<<<<

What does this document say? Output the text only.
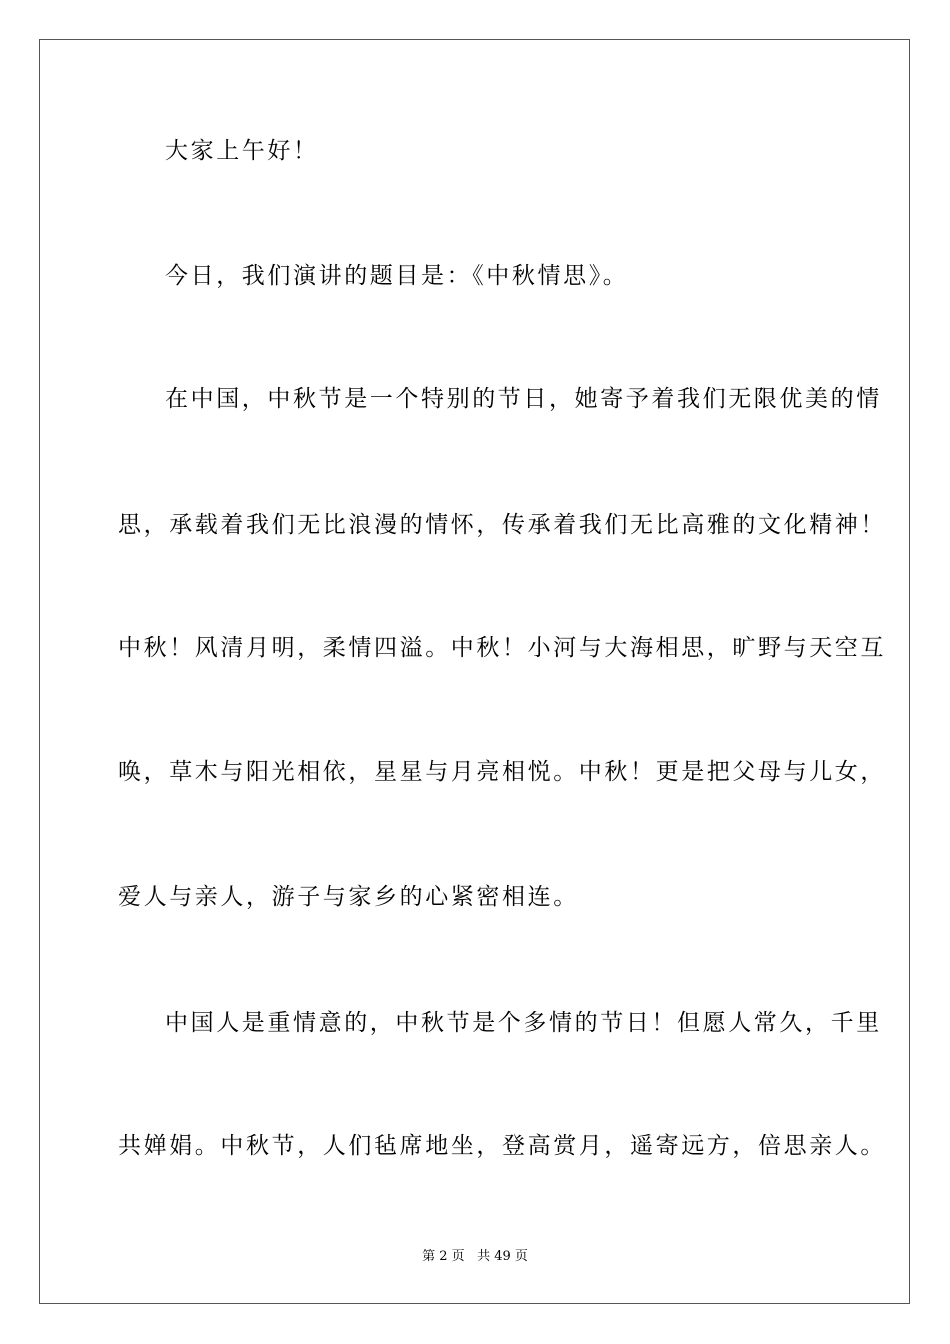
大家上午好！
今日，我们演讲的题目是：《中秋情思》。
在中国，中秋节是一个特别的节日，她寄予着我们无限优美的情
思，承载着我们无比浪漫的情怀，传承着我们无比高雅的文化精神！
中秋！风清月明，柔情四溢。中秋！小河与大海相思，旷野与天空互
唤，草木与阳光相依，星星与月亮相悦。中秋！更是把父母与儿女，
爱人与亲人，游子与家乡的心紧密相连。
中国人是重情意的，中秋节是个多情的节日！但愿人常久，千里
共婵娟。中秋节，人们毡席地坐，登高赏月，遥寄远方，倍思亲人。
第 2 页 共 49 页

>>>>

> [Written problem]: Set down every entry word for word, but omit the pictures.

> [Exercise solution]:
What does this document say? Output the text only.
大家上午好！
今日，我们演讲的题目是：《中秋情思》。
在中国，中秋节是一个特别的节日，她寄予着我们无限优美的情
思，承载着我们无比浪漫的情怀，传承着我们无比高雅的文化精神！
中秋！风清月明，柔情四溢。中秋！小河与大海相思，旷野与天空互
唤，草木与阳光相依，星星与月亮相悦。中秋！更是把父母与儿女，
爱人与亲人，游子与家乡的心紧密相连。
中国人是重情意的，中秋节是个多情的节日！但愿人常久，千里
共婵娟。中秋节，人们毡席地坐，登高赏月，遥寄远方，倍思亲人。
第 2 页 共 49 页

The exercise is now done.